And what is the right place where a deep, intimate, loving, caring, long term relationship is to be found? In their relationship. Yes. So obvious. Right there between the two of them with Christ living in the middle, like the space between my index finger and my middle finger. There, right between the two of them, in that relationship between the two with Christ in the middle. Couples can slowly turn their focus on the accumulation of things, their jobs, their children, and lose the focus on and the care for their actual relationship between the two. It happens all the time, when couples look for a happy relationship but look for it in the wrong places.
The same kind of logic applies to our relationship with God and Christ. We, too, want a deep, intimate, loving, caring and long term relationship with God in God. We look for it; we want it; we wouldn't be here today if we did not want that. But sometimes we do not find that deep, intimate, loving, caring long term relationship with Christ because we look in the wrong places. Like the children on the Easter egg hunt, we look for the eggs in the front yard but the eggs are in the back yard.
Where is the wrong place to look for a deep, intimate, loving caring, long term relationship with God? In the programs of the church? Yes, many people become immersed in the programs of a congregation, so much so that they loose their focus on Jesus Christ. We enroll our children in kindergarten, preschool, Sunday School, fifth grade communion class, confirmation, retreats, mission trips and their lives and our lives are totally saturated with church activities. In fact, those church activities become a kind of religious entertainment that are to entice interest.
And after all those years of belonging to a "hot dog" church with "hot dog" programs, one day we wake up to discover that we do not necessarily love God in Christ. We have enjoyed the programs and membership of the church but are not really disciples of Jesus Christ. We don't love Christ and walk in his ways.
What happened in the heart? The programs fade or we grow too old for the programs, and where is that deep, intimate, loving, caring, long term relationship with Jesus Christ?
Another wrong place to look for a deep, intimate, loving, caring, long term relationship with Jesus Christ is in the pastors/priests and our friendship with them. We can become fascinated with the preaching and teaching of the pastor. We can become enticed by the compassion of the pastor. ... And we finally discover that we have become more enamored with the pastor than with Jesus Christ.
The gospel story for today is a clue where to find this deep, intimate, loving, caring, long term relationship with Jesus Christ.
The gospel story is this. Two followers were walking along the road one day near the village of Emmaus, some seven miles outside of the capital city of Jerusalem. The two friends, one named Cleopas, were down in the mouth. They were feeling down in the dumps because Jesus had been crucified, the disciples had run away, a hysterical and hallucinating woman named Mary claimed she saw the Risen Christ, somebody had broken into the tomb and stolen the body, and the Jesus movement was over and dead. They were in a funk, because their Lord and master, Jesus of Nazareth, was killed and it was all over.

REQUIREMENTS :: Rewrite the paragraph of the sermon excerpt that begins "Another wrong place to look" in a shorter form, keeping its main points. Rely only on the sermon excerpt.

ITEMS ::
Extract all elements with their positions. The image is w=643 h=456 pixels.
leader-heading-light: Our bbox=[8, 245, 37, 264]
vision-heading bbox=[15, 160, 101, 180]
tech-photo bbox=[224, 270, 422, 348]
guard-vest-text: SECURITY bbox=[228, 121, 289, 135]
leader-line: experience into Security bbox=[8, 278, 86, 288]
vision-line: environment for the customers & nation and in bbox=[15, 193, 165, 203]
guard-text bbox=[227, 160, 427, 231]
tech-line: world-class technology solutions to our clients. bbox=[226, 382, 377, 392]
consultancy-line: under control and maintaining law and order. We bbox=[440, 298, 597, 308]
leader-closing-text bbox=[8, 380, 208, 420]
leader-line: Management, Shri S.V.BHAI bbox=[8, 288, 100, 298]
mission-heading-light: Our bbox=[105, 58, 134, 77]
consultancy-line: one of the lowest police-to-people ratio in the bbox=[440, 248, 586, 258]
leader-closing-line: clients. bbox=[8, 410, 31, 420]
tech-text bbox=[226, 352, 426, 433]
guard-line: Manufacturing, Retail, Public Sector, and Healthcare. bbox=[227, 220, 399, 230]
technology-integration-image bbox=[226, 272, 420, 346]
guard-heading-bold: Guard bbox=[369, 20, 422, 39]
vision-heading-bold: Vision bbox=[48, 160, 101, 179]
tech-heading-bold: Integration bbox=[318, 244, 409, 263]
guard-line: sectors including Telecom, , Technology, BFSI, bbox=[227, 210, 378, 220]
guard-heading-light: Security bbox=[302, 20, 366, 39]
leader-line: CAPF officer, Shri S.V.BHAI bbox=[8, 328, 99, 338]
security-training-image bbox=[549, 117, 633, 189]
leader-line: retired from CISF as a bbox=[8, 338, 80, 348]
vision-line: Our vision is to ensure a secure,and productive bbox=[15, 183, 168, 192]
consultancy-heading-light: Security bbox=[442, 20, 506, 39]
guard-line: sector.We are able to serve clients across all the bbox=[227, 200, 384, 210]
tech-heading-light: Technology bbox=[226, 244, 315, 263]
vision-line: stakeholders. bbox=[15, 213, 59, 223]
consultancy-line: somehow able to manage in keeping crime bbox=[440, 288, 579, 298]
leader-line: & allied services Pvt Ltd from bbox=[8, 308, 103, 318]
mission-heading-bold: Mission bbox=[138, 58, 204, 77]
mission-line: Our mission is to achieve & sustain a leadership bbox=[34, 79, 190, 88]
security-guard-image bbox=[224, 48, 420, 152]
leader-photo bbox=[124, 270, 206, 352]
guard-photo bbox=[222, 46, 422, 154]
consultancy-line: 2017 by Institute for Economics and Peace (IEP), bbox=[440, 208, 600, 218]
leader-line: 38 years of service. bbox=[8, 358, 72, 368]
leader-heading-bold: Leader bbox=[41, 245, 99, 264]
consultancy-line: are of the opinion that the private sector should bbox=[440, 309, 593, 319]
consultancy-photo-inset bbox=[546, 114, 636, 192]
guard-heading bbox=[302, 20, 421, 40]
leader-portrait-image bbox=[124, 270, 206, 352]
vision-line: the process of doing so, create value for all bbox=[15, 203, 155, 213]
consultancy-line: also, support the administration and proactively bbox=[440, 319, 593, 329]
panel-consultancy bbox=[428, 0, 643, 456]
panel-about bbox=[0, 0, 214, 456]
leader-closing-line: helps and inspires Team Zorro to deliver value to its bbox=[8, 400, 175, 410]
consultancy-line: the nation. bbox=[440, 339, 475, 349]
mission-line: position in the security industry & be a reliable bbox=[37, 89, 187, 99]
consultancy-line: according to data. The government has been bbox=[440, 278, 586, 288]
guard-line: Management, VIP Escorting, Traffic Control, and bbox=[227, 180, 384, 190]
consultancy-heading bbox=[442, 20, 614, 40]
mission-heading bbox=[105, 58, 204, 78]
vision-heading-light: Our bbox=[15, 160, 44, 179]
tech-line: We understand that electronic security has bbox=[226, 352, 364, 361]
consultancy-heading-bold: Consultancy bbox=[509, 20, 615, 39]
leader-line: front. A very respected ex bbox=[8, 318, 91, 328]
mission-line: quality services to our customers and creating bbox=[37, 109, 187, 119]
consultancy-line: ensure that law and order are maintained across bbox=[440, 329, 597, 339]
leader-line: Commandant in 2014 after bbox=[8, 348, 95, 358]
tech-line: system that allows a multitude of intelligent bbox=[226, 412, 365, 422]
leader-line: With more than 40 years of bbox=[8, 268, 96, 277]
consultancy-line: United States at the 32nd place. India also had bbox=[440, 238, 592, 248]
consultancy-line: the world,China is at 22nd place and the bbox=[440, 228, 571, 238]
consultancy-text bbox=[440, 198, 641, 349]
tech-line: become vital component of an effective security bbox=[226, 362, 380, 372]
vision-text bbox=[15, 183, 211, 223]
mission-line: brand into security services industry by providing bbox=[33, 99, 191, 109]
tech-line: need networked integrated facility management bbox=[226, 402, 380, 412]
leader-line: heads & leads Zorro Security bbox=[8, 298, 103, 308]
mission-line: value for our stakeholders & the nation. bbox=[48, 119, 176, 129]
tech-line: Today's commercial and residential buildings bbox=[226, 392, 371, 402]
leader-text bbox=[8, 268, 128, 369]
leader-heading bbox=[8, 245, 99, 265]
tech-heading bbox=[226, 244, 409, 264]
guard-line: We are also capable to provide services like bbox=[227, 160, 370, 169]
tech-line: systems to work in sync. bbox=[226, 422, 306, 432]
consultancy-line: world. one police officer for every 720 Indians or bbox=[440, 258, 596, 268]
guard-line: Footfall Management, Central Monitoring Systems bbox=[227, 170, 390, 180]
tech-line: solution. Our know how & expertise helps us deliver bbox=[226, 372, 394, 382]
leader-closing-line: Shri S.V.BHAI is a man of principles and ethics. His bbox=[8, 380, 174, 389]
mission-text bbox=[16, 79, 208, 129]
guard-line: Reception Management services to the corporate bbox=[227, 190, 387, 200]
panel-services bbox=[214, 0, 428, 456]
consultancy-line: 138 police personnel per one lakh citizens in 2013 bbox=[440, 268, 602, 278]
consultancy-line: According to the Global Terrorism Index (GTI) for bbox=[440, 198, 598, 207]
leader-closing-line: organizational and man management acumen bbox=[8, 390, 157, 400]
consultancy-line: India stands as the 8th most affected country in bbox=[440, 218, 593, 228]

SOLUTION TO THIS EXERCISE :: Pastors or priests, and our friendship with them, are another wrong place to seek a deep, intimate, loving, caring, long-term relationship with Jesus Christ. We can become fascinated by a pastor's preaching and teaching and drawn in by the pastor's compassion, until we find we are more enamored with the pastor than with Jesus Christ.